(Document text):
Alcohol often gets highlighted as a major migraine trigger, but the evidence shows that it’s not especially a worse trigger than other significant migraine triggers. But alcohol abuse is also increased in chronic pain sufferers. When we’re in chronic pain, we often look for small ways to relax — and that martini with dinner can be hard to give up. So what’s the evidence, and what should we look out for?
Alcohol and migraines
Track your alcohol intake
You’re already using this app — go ahead and track your alcohol intake with it. Break down the trigger into specific alcohols, too: wine, liquor, cocktails, beer. Some migraine sufferers are fine with a beer or two, and others are spiraled into pain by one sip. Track your intake to see if alcohol is a trigger for you.
Red wine gets the blame, but it’s not always the culprit
A reason to break down your alcohol tracking into specific types of alcohol is because you can’t reliably predict which alcohol is triggering you. Red wine has a reputation for causing migraines, but it’s all alcohol’s effects regardless of the type which often cause migraines. Several theories exist for why alcohol causes migraines: vasodilation (any change in blood flow can cause headaches), overstimulation of nerve pathways and liver secretions after a night of drinking. Because the science is fuzzy, tracking triggers will help you narrow down your culprit.
Don’t forget another important trigger: dehydration
Alcohol can dehydrate you. And when we’re dehydrated, we get migraines. Consistent water intake is important to staying pain-free, so if you’re drinking, make sure you’re drinking extra water and non-alcoholic fluids during and after a night of drinking.

(Document layout detection records):
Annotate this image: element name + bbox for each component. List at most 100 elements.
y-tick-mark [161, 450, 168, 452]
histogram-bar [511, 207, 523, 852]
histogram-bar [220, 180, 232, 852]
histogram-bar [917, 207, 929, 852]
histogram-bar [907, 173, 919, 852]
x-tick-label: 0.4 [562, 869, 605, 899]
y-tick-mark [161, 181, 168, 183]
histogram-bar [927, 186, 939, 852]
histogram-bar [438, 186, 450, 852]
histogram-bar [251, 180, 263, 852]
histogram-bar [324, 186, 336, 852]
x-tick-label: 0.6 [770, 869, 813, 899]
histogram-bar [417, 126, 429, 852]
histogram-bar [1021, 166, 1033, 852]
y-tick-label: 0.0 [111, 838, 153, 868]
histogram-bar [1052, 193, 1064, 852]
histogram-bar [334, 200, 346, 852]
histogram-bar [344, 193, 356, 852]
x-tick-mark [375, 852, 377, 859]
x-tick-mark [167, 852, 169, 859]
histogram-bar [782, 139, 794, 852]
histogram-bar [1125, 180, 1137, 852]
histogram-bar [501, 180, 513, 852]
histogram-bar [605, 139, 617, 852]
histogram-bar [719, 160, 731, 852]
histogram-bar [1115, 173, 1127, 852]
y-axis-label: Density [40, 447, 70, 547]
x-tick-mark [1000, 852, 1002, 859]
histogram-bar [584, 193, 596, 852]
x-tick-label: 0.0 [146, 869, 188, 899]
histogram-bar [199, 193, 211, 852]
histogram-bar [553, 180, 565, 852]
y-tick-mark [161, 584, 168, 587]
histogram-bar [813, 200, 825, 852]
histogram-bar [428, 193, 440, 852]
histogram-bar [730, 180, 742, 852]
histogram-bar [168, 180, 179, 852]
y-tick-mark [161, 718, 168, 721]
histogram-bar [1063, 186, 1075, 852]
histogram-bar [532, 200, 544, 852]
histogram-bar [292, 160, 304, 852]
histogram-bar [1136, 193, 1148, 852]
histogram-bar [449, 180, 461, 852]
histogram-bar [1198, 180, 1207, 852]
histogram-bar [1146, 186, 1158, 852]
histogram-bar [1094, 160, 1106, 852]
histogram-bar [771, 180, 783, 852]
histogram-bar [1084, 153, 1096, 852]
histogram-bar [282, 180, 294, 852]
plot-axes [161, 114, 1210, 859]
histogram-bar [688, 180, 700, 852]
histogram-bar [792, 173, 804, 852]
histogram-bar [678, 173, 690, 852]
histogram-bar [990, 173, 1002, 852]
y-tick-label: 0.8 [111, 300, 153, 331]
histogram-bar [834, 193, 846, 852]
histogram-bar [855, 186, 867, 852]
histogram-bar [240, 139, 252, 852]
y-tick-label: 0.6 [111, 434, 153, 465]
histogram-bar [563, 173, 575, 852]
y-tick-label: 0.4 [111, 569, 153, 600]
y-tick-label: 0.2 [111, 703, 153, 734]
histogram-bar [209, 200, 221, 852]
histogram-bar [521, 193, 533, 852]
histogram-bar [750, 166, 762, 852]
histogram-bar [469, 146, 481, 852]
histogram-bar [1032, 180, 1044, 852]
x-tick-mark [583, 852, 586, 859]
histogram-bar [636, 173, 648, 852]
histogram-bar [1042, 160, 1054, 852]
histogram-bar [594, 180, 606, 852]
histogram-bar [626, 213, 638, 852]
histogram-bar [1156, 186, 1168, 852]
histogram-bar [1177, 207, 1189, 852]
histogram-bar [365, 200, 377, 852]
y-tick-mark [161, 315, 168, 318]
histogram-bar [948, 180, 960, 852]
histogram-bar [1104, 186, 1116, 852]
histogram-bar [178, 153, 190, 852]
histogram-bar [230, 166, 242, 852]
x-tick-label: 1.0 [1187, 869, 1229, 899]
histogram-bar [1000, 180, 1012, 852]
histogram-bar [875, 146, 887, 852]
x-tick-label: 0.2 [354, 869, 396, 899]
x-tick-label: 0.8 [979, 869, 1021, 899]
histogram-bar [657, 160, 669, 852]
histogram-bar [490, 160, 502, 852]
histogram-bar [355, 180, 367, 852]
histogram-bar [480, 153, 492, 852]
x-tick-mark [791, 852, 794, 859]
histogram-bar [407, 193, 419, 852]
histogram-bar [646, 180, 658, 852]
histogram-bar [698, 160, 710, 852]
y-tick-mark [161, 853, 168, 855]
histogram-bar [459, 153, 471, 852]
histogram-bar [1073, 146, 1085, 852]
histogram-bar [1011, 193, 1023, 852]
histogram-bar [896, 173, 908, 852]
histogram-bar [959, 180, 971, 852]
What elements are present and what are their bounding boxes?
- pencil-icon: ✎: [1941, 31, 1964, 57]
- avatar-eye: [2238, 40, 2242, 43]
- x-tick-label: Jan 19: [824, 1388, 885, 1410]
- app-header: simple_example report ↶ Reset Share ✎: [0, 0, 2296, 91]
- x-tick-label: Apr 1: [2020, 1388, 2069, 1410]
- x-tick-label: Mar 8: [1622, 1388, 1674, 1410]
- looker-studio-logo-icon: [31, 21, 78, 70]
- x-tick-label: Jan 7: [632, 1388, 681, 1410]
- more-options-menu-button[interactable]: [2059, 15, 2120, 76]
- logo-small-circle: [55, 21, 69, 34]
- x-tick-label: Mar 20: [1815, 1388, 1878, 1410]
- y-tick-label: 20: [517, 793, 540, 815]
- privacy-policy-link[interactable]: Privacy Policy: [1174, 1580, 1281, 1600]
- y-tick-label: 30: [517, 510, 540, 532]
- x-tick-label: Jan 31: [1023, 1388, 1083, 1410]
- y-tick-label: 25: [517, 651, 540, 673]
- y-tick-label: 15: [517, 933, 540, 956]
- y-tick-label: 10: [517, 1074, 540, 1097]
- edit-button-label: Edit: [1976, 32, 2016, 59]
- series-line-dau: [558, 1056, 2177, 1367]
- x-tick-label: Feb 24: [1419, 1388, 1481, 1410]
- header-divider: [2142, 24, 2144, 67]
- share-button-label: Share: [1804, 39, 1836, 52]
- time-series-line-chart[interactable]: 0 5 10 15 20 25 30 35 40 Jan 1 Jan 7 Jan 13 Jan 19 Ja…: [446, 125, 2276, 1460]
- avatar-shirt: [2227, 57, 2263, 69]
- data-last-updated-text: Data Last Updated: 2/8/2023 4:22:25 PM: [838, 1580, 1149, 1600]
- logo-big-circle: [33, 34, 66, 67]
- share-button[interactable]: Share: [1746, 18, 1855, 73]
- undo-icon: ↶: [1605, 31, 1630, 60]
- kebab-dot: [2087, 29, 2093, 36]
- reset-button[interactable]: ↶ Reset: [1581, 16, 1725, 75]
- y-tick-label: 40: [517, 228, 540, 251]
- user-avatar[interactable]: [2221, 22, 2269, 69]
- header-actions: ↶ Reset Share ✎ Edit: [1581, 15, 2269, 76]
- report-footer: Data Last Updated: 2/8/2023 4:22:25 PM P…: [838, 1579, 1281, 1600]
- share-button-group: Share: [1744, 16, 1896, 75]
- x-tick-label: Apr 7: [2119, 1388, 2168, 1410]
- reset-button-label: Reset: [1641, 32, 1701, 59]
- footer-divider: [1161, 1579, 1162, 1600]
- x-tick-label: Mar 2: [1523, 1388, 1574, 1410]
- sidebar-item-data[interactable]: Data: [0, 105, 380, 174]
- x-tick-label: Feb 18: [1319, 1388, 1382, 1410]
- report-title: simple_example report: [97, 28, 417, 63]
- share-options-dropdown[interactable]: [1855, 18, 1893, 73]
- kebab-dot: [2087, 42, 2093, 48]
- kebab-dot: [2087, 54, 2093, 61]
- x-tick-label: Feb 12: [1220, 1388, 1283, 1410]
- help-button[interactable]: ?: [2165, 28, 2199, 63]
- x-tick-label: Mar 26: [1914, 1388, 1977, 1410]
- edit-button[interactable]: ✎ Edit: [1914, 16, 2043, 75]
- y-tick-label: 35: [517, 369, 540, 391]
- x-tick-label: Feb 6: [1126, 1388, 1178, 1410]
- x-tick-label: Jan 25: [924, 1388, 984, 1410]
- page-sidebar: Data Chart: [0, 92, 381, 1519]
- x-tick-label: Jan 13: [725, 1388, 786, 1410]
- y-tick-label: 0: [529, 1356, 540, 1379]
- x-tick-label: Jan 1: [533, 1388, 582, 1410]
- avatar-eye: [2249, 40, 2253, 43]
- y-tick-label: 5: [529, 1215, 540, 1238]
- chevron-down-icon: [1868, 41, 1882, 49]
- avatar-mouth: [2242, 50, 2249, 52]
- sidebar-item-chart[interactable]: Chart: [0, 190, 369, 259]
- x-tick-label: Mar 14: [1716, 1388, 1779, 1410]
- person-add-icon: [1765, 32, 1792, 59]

(Using the information):
• a. In the piece on alcohol and migraines, what theories are given for why alcohol causes migraines?
• b. Extend the piece on alcohol and migraines, picking up after its final sentence.

(Expected responses):
• a. Vasodilation, overstimulation of nerve pathways, and liver secretions after a night of drinking.

• b.
What to drink instead
If you find alcohol causes your migraines, you might find yourself missing the fizz or fanciness or specialness of a cocktail or glass of beer. You can replace this psychological feeling with non-alcoholic beverages, like flavored seltzer or craft sodas. Sometimes just putting your non-alcoholic drink in a cocktail glass can give you that same relaxed feel as drinking alcohol!
Consider why you’re drinking
If you know alcohol causes migraines, but you feel reluctant to give up drinking, take some time to consider why. Are you feeling anxious or depressed? Does alcohol feel like an escape from your chronic pain, even though it causes more pain the next day? Is there something in your routine that facilitates more drinking, like friends who drink or routines that involve alcohol? Keep this in mind as you track your triggers. Do you see more anxiety or depression before or after a night of drinking? If so, you may want to consider talking to your doctor about the amount you drink and formulating a plan.